* [TASK TO COMPLETE] Rewrite the listing below with every "Description with numbered items" replaced by "Numbered description", keeping everything else unchanged.

* [AVAILABLE DATA]
____________

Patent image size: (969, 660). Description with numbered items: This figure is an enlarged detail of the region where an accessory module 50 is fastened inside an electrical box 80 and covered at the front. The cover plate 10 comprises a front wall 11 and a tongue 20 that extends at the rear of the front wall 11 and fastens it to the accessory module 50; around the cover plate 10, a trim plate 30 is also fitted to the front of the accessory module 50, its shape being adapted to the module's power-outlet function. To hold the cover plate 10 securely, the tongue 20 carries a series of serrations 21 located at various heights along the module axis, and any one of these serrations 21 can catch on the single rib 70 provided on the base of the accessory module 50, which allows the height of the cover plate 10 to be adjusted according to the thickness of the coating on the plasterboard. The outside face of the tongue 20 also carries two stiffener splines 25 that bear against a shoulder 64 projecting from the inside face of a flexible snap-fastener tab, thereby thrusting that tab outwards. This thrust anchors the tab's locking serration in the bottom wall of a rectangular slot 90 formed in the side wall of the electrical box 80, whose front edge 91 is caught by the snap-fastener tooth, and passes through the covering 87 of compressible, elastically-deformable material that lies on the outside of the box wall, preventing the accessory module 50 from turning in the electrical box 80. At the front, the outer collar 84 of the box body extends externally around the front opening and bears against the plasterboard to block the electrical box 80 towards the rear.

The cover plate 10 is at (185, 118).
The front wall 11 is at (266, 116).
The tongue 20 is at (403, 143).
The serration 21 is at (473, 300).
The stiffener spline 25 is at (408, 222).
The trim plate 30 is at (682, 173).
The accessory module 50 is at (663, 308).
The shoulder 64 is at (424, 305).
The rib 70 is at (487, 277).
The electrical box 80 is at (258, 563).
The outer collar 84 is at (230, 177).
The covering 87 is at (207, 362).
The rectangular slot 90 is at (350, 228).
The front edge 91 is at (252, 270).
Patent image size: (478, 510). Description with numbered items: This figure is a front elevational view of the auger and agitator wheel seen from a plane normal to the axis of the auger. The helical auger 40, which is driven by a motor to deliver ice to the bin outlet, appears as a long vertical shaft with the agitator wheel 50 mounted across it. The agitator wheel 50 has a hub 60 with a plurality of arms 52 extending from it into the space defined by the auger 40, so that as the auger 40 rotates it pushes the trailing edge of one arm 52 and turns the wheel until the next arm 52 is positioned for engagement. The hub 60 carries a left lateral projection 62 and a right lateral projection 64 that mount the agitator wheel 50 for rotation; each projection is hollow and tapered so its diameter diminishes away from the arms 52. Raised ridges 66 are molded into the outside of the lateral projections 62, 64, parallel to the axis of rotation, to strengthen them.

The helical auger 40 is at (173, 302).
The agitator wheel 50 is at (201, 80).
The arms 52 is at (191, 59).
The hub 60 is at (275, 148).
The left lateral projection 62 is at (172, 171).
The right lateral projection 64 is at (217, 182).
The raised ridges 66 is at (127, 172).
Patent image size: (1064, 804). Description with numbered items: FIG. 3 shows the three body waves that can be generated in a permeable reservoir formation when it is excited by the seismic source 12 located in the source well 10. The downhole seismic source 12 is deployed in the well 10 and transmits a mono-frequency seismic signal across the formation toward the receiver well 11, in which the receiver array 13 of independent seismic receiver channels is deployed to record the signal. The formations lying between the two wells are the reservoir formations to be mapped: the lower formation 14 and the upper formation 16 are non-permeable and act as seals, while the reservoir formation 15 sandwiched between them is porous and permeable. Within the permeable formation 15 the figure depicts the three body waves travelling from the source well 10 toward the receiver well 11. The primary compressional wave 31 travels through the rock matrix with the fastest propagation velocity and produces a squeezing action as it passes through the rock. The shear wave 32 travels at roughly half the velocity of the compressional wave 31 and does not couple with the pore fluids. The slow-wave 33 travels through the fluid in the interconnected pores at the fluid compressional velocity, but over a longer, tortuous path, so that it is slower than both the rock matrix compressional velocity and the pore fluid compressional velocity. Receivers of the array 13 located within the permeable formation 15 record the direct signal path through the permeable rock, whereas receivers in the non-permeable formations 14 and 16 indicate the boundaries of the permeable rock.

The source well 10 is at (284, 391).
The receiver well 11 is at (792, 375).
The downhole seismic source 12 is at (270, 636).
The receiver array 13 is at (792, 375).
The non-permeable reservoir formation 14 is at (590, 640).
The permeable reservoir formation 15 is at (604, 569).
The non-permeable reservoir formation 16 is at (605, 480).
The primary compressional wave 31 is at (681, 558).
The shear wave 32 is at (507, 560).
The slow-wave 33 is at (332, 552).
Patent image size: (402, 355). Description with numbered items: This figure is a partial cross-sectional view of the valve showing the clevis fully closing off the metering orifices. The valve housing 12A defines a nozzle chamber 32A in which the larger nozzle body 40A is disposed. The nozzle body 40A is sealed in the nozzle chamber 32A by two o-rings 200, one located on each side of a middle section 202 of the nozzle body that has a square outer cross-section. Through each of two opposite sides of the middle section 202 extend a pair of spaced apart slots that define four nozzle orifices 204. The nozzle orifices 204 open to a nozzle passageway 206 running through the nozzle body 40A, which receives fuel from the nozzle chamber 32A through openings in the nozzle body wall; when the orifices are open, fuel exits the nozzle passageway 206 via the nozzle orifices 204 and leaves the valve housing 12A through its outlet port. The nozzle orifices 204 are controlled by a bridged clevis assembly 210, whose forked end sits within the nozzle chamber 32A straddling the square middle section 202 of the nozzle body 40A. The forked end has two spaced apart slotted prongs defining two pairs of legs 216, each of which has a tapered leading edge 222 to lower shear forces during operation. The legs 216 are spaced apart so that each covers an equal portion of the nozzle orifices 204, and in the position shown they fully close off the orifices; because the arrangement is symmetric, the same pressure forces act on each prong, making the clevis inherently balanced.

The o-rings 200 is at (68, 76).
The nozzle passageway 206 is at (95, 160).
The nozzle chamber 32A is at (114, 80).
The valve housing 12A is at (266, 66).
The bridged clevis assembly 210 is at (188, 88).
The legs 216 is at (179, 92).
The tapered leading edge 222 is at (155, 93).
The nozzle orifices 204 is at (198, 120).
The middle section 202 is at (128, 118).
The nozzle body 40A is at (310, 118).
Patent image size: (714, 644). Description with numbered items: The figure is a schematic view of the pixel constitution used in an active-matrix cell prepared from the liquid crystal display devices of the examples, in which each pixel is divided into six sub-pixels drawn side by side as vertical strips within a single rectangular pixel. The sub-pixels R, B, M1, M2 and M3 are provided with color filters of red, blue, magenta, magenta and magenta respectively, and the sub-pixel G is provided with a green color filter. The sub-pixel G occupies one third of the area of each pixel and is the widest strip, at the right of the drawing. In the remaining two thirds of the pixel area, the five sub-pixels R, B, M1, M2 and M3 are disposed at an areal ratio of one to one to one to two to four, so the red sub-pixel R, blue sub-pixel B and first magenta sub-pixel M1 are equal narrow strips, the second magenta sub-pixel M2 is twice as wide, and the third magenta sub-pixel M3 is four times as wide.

____________

* [FINISHED EXERCISE]
Patent image size: (969, 660). Numbered description: This figure is an enlarged detail of the region where an accessory module 50 is fastened inside an electrical box 80 and covered at the front. The cover plate 10 comprises a front wall 11 and a tongue 20 that extends at the rear of the front wall 11 and fastens it to the accessory module 50; around the cover plate 10, a trim plate 30 is also fitted to the front of the accessory module 50, its shape being adapted to the module's power-outlet function. To hold the cover plate 10 securely, the tongue 20 carries a series of serrations 21 located at various heights along the module axis, and any one of these serrations 21 can catch on the single rib 70 provided on the base of the accessory module 50, which allows the height of the cover plate 10 to be adjusted according to the thickness of the coating on the plasterboard. The outside face of the tongue 20 also carries two stiffener splines 25 that bear against a shoulder 64 projecting from the inside face of a flexible snap-fastener tab, thereby thrusting that tab outwards. This thrust anchors the tab's locking serration in the bottom wall of a rectangular slot 90 formed in the side wall of the electrical box 80, whose front edge 91 is caught by the snap-fastener tooth, and passes through the covering 87 of compressible, elastically-deformable material that lies on the outside of the box wall, preventing the accessory module 50 from turning in the electrical box 80. At the front, the outer collar 84 of the box body extends externally around the front opening and bears against the plasterboard to block the electrical box 80 towards the rear.

The cover plate 10 is at (185, 118).
The front wall 11 is at (266, 116).
The tongue 20 is at (403, 143).
The serration 21 is at (473, 300).
The stiffener spline 25 is at (408, 222).
The trim plate 30 is at (682, 173).
The accessory module 50 is at (663, 308).
The shoulder 64 is at (424, 305).
The rib 70 is at (487, 277).
The electrical box 80 is at (258, 563).
The outer collar 84 is at (230, 177).
The covering 87 is at (207, 362).
The rectangular slot 90 is at (350, 228).
The front edge 91 is at (252, 270).
Patent image size: (478, 510). Numbered description: This figure is a front elevational view of the auger and agitator wheel seen from a plane normal to the axis of the auger. The helical auger 40, which is driven by a motor to deliver ice to the bin outlet, appears as a long vertical shaft with the agitator wheel 50 mounted across it. The agitator wheel 50 has a hub 60 with a plurality of arms 52 extending from it into the space defined by the auger 40, so that as the auger 40 rotates it pushes the trailing edge of one arm 52 and turns the wheel until the next arm 52 is positioned for engagement. The hub 60 carries a left lateral projection 62 and a right lateral projection 64 that mount the agitator wheel 50 for rotation; each projection is hollow and tapered so its diameter diminishes away from the arms 52. Raised ridges 66 are molded into the outside of the lateral projections 62, 64, parallel to the axis of rotation, to strengthen them.

The helical auger 40 is at (173, 302).
The agitator wheel 50 is at (201, 80).
The arms 52 is at (191, 59).
The hub 60 is at (275, 148).
The left lateral projection 62 is at (172, 171).
The right lateral projection 64 is at (217, 182).
The raised ridges 66 is at (127, 172).
Patent image size: (1064, 804). Numbered description: FIG. 3 shows the three body waves that can be generated in a permeable reservoir formation when it is excited by the seismic source 12 located in the source well 10. The downhole seismic source 12 is deployed in the well 10 and transmits a mono-frequency seismic signal across the formation toward the receiver well 11, in which the receiver array 13 of independent seismic receiver channels is deployed to record the signal. The formations lying between the two wells are the reservoir formations to be mapped: the lower formation 14 and the upper formation 16 are non-permeable and act as seals, while the reservoir formation 15 sandwiched between them is porous and permeable. Within the permeable formation 15 the figure depicts the three body waves travelling from the source well 10 toward the receiver well 11. The primary compressional wave 31 travels through the rock matrix with the fastest propagation velocity and produces a squeezing action as it passes through the rock. The shear wave 32 travels at roughly half the velocity of the compressional wave 31 and does not couple with the pore fluids. The slow-wave 33 travels through the fluid in the interconnected pores at the fluid compressional velocity, but over a longer, tortuous path, so that it is slower than both the rock matrix compressional velocity and the pore fluid compressional velocity. Receivers of the array 13 located within the permeable formation 15 record the direct signal path through the permeable rock, whereas receivers in the non-permeable formations 14 and 16 indicate the boundaries of the permeable rock.

The source well 10 is at (284, 391).
The receiver well 11 is at (792, 375).
The downhole seismic source 12 is at (270, 636).
The receiver array 13 is at (792, 375).
The non-permeable reservoir formation 14 is at (590, 640).
The permeable reservoir formation 15 is at (604, 569).
The non-permeable reservoir formation 16 is at (605, 480).
The primary compressional wave 31 is at (681, 558).
The shear wave 32 is at (507, 560).
The slow-wave 33 is at (332, 552).
Patent image size: (402, 355). Numbered description: This figure is a partial cross-sectional view of the valve showing the clevis fully closing off the metering orifices. The valve housing 12A defines a nozzle chamber 32A in which the larger nozzle body 40A is disposed. The nozzle body 40A is sealed in the nozzle chamber 32A by two o-rings 200, one located on each side of a middle section 202 of the nozzle body that has a square outer cross-section. Through each of two opposite sides of the middle section 202 extend a pair of spaced apart slots that define four nozzle orifices 204. The nozzle orifices 204 open to a nozzle passageway 206 running through the nozzle body 40A, which receives fuel from the nozzle chamber 32A through openings in the nozzle body wall; when the orifices are open, fuel exits the nozzle passageway 206 via the nozzle orifices 204 and leaves the valve housing 12A through its outlet port. The nozzle orifices 204 are controlled by a bridged clevis assembly 210, whose forked end sits within the nozzle chamber 32A straddling the square middle section 202 of the nozzle body 40A. The forked end has two spaced apart slotted prongs defining two pairs of legs 216, each of which has a tapered leading edge 222 to lower shear forces during operation. The legs 216 are spaced apart so that each covers an equal portion of the nozzle orifices 204, and in the position shown they fully close off the orifices; because the arrangement is symmetric, the same pressure forces act on each prong, making the clevis inherently balanced.

The o-rings 200 is at (68, 76).
The nozzle passageway 206 is at (95, 160).
The nozzle chamber 32A is at (114, 80).
The valve housing 12A is at (266, 66).
The bridged clevis assembly 210 is at (188, 88).
The legs 216 is at (179, 92).
The tapered leading edge 222 is at (155, 93).
The nozzle orifices 204 is at (198, 120).
The middle section 202 is at (128, 118).
The nozzle body 40A is at (310, 118).
Patent image size: (714, 644). Numbered description: The figure is a schematic view of the pixel constitution used in an active-matrix cell prepared from the liquid crystal display devices of the examples, in which each pixel is divided into six sub-pixels drawn side by side as vertical strips within a single rectangular pixel. The sub-pixels R, B, M1, M2 and M3 are provided with color filters of red, blue, magenta, magenta and magenta respectively, and the sub-pixel G is provided with a green color filter. The sub-pixel G occupies one third of the area of each pixel and is the widest strip, at the right of the drawing. In the remaining two thirds of the pixel area, the five sub-pixels R, B, M1, M2 and M3 are disposed at an areal ratio of one to one to one to two to four, so the red sub-pixel R, blue sub-pixel B and first magenta sub-pixel M1 are equal narrow strips, the second magenta sub-pixel M2 is twice as wide, and the third magenta sub-pixel M3 is four times as wide.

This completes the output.